╭─ DATASET ROWS
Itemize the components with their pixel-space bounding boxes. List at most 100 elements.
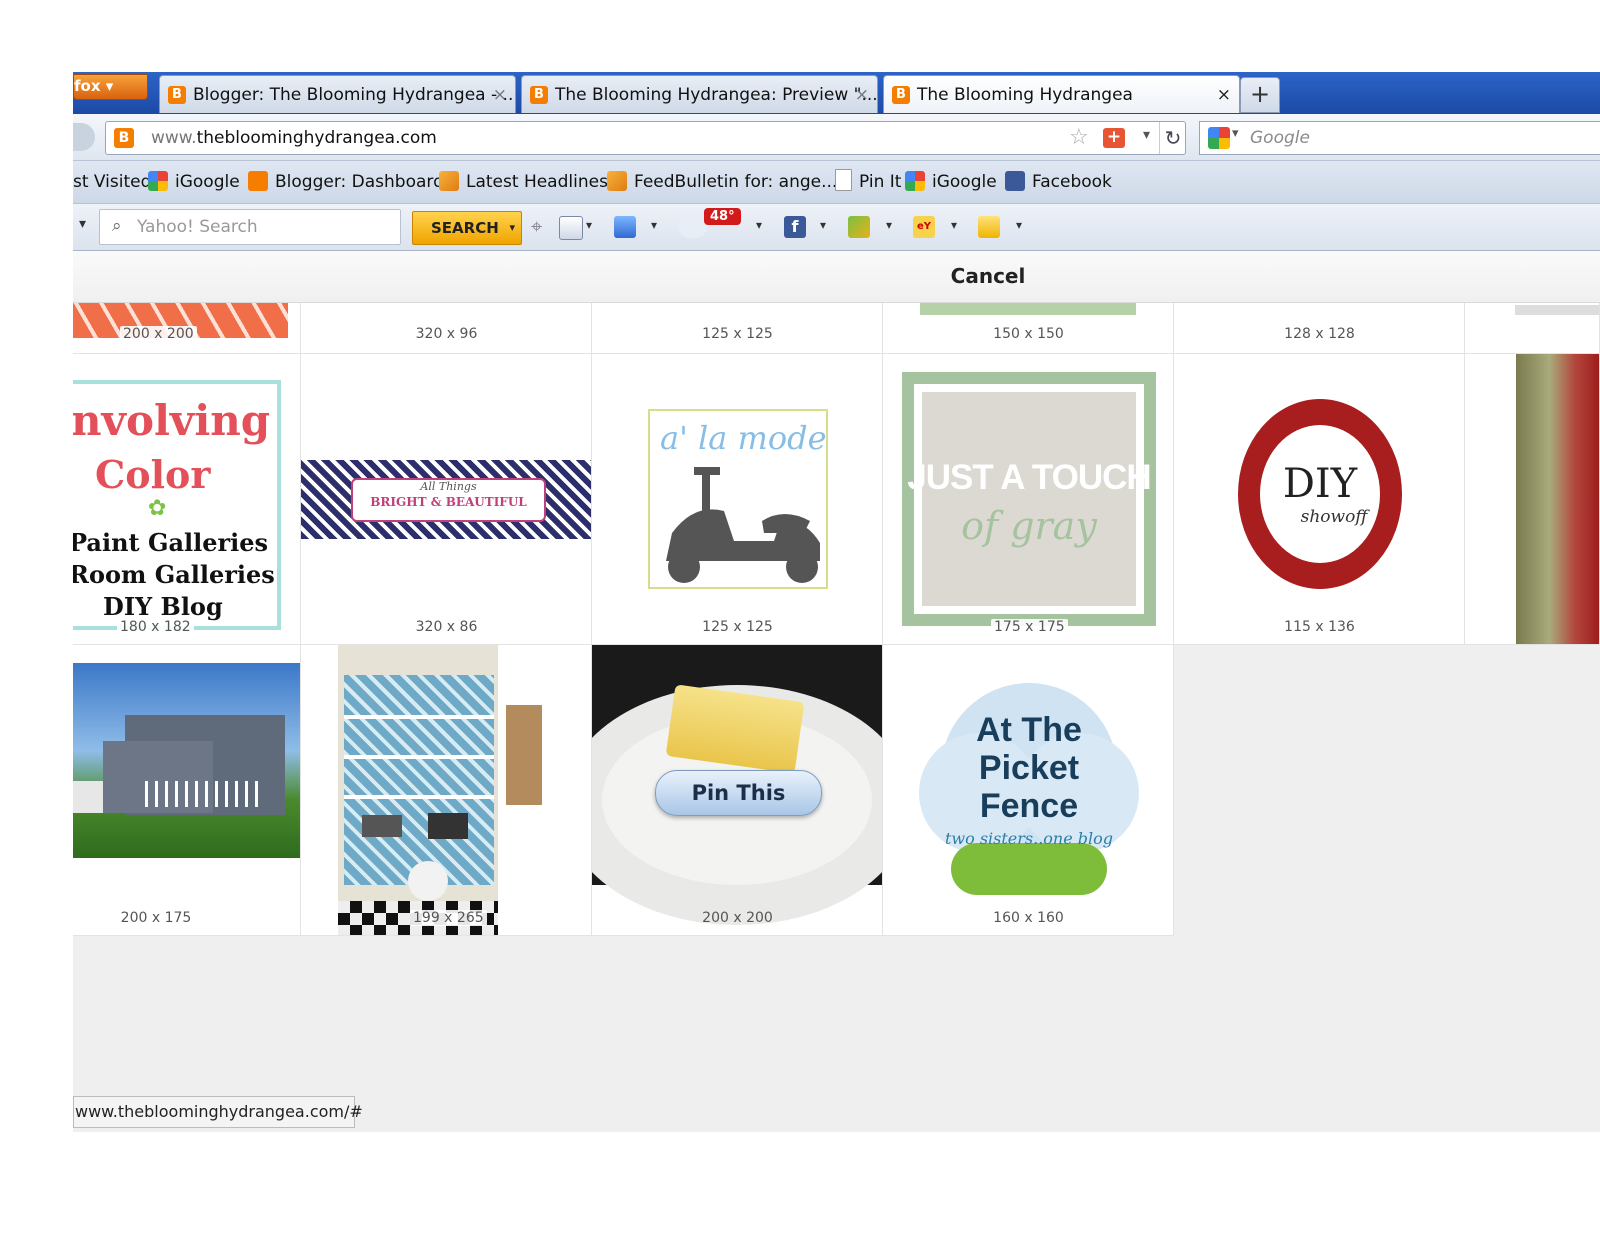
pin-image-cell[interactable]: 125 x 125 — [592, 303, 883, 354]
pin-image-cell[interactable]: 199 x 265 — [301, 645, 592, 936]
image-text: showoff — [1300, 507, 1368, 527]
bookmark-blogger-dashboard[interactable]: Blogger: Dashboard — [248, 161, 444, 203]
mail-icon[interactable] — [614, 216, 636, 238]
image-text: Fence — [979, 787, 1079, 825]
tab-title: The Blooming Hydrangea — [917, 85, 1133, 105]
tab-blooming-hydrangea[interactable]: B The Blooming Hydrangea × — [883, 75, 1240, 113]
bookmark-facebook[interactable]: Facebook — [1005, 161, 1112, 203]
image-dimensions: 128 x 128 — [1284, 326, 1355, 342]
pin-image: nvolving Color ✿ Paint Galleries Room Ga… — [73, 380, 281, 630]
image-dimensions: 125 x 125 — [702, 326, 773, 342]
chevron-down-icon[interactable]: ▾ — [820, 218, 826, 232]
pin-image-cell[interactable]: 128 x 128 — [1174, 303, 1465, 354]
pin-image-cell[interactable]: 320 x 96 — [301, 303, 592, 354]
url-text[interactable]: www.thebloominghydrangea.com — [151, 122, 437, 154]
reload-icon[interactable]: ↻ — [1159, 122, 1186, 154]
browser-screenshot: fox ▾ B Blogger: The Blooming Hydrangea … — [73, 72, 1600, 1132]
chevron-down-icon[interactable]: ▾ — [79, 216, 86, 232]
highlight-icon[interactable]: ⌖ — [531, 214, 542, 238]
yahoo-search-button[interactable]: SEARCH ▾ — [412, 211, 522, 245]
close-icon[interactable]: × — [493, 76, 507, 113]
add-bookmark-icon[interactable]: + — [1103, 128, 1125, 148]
╰─
• [EXERCISE]: Quote the lines from the line with "pin-image-cell[interactable]: 125 x" to the line with "image-text: Fence — [979, 787, 1079, 825]", both included, reproducing each one character for character.

• [WRITTEN REPLY]:
pin-image-cell[interactable]: 125 x 125 — [592, 303, 883, 354]
pin-image-cell[interactable]: 199 x 265 — [301, 645, 592, 936]
image-text: showoff — [1300, 507, 1368, 527]
bookmark-blogger-dashboard[interactable]: Blogger: Dashboard — [248, 161, 444, 203]
mail-icon[interactable] — [614, 216, 636, 238]
image-text: Fence — [979, 787, 1079, 825]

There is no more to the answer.